What is needed: Send back the entries below exactly as they appear.

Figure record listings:
▬▬▬▬▬▬

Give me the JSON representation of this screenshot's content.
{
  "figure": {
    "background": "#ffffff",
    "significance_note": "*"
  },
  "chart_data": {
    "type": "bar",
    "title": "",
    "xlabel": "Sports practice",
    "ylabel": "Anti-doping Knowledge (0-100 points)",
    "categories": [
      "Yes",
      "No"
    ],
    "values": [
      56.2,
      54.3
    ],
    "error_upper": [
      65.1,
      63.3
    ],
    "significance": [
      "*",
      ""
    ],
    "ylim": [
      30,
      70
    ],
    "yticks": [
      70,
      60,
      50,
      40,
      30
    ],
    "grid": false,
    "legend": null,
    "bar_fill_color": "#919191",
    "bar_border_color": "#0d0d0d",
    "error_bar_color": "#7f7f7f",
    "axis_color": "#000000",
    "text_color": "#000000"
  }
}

▬▬▬▬▬▬

Solution to the problem:
Give me the JSON representation of this screenshot's content.
{
  "figure": {
    "background": "#ffffff",
    "significance_note": "*"
  },
  "chart_data": {
    "type": "bar",
    "title": "",
    "xlabel": "Sports practice",
    "ylabel": "Anti-doping Knowledge (0-100 points)",
    "categories": [
      "Yes",
      "No"
    ],
    "values": [
      56.2,
      54.3
    ],
    "error_upper": [
      65.1,
      63.3
    ],
    "significance": [
      "*",
      ""
    ],
    "ylim": [
      30,
      70
    ],
    "yticks": [
      70,
      60,
      50,
      40,
      30
    ],
    "grid": false,
    "legend": null,
    "bar_fill_color": "#919191",
    "bar_border_color": "#0d0d0d",
    "error_bar_color": "#7f7f7f",
    "axis_color": "#000000",
    "text_color": "#000000"
  }
}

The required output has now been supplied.